Too often, their relationships appear to have all the sanity of a meal involving the chef's special carpetbagger steak.

Almost as often, though, I hear tales of technology not enhancing relationships, but sabotaging them.

Lovers break into their lovers' phones and discover sweet messages to, well, lovers other than them.

Then there's Facebook, a repository of current and impending heartbreak even greater than some governments.

    Read also: OMG! Texting is 25 years old (CNET)

    Yet here's famed screen star Nicole Kidman and her husband, equally famed musician Keith Urban, with a technological tip that has apparently made their relationship stronger.

    "We've never texted," Kidman told Parade magazine.

    Perhaps, you might think, they've texted other people. However, she insists their rule is not to text each other.

    "The reason it started at the beginning was because I didn't know how to text [laughs] and it just kind of worked for us. So now we don't. We just do voice to voice or skin to skin, as we always say," she said.

Information provided
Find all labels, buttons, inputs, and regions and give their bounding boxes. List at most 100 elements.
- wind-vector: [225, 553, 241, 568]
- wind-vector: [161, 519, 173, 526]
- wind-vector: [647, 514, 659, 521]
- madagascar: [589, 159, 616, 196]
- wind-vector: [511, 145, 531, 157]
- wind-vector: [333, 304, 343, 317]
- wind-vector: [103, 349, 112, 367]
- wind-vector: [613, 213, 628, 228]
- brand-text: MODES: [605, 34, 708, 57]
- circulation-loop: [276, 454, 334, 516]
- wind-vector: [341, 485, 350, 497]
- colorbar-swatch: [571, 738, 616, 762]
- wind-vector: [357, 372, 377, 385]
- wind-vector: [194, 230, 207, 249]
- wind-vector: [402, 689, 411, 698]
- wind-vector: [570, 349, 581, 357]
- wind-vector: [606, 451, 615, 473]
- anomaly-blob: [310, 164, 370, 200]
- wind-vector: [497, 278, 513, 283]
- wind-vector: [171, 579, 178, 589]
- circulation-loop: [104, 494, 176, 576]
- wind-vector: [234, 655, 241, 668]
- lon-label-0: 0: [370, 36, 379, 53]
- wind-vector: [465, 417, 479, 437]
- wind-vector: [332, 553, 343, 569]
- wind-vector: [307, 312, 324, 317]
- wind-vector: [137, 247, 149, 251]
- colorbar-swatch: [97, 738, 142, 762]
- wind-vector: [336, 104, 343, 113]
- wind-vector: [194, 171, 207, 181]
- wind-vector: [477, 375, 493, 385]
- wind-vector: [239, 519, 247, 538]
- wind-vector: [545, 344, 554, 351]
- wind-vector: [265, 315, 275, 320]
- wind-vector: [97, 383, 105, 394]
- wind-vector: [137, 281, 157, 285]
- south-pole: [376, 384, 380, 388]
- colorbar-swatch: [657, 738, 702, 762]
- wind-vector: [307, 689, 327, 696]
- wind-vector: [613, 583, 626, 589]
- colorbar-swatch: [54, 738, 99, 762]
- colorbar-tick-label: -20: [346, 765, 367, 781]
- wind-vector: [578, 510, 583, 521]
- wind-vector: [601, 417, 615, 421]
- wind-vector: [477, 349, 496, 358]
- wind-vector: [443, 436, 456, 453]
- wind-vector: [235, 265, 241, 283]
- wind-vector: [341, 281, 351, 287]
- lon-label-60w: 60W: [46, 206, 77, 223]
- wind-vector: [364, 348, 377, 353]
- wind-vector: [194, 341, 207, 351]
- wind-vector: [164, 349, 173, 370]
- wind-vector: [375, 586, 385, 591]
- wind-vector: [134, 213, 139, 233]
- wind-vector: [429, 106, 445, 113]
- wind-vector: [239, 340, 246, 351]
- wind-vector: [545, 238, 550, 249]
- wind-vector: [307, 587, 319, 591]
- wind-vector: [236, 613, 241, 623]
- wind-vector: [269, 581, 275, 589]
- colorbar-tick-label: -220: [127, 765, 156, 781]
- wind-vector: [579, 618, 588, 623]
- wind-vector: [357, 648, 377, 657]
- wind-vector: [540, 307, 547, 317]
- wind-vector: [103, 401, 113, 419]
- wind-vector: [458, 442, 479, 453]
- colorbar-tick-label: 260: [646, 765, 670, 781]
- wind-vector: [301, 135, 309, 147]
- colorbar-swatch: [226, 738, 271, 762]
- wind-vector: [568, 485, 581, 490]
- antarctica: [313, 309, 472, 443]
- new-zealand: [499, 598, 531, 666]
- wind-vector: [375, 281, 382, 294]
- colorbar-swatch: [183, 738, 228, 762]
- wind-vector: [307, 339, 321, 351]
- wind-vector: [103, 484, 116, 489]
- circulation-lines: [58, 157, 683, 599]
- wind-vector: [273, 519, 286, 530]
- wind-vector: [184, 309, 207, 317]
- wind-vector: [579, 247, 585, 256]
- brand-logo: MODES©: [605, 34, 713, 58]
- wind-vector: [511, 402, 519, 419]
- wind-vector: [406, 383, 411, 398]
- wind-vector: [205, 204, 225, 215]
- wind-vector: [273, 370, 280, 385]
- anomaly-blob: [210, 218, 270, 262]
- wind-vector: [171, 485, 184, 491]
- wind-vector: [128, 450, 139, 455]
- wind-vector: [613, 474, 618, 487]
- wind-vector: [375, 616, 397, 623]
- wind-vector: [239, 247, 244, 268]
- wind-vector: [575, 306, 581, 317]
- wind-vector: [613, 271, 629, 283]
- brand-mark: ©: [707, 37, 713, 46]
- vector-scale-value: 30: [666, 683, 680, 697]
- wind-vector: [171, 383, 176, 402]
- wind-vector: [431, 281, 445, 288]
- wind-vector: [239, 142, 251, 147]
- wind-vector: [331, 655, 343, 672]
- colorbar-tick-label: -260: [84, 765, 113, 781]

Problem 1
In the passage about Nicole Kidman and Keith Urban, which magazine did Kidman speak to about the couple never texting?
Problem 2
Reproduce the Kidman and Urban passage verbatim, from "Read also: OMG!" to "their relationship stronger.".
Rely on the text alone, not the listing.

Task response 1
Parade magazine.

Task response 2
Read also: OMG! Texting is 25 years old (CNET)

    Yet here's famed screen star Nicole Kidman and her husband, equally famed musician Keith Urban, with a technological tip that has apparently made their relationship stronger.